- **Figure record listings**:

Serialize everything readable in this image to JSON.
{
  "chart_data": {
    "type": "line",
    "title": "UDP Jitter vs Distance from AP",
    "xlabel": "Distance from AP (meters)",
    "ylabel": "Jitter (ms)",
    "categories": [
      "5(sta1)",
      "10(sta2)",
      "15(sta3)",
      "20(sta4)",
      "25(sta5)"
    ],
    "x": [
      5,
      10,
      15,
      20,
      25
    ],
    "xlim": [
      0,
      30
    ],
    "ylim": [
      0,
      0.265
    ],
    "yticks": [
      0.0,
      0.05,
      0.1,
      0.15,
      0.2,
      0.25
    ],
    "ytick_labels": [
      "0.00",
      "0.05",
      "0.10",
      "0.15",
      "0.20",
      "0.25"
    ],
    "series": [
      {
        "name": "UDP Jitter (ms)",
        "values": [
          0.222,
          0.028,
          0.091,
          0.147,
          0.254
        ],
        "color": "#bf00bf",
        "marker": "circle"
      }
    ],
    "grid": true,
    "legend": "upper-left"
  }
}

- **Task goal**:
Copy out the material above in its entirety. Every detail must match.

- **Complete output**:
Serialize everything readable in this image to JSON.
{
  "chart_data": {
    "type": "line",
    "title": "UDP Jitter vs Distance from AP",
    "xlabel": "Distance from AP (meters)",
    "ylabel": "Jitter (ms)",
    "categories": [
      "5(sta1)",
      "10(sta2)",
      "15(sta3)",
      "20(sta4)",
      "25(sta5)"
    ],
    "x": [
      5,
      10,
      15,
      20,
      25
    ],
    "xlim": [
      0,
      30
    ],
    "ylim": [
      0,
      0.265
    ],
    "yticks": [
      0.0,
      0.05,
      0.1,
      0.15,
      0.2,
      0.25
    ],
    "ytick_labels": [
      "0.00",
      "0.05",
      "0.10",
      "0.15",
      "0.20",
      "0.25"
    ],
    "series": [
      {
        "name": "UDP Jitter (ms)",
        "values": [
          0.222,
          0.028,
          0.091,
          0.147,
          0.254
        ],
        "color": "#bf00bf",
        "marker": "circle"
      }
    ],
    "grid": true,
    "legend": "upper-left"
  }
}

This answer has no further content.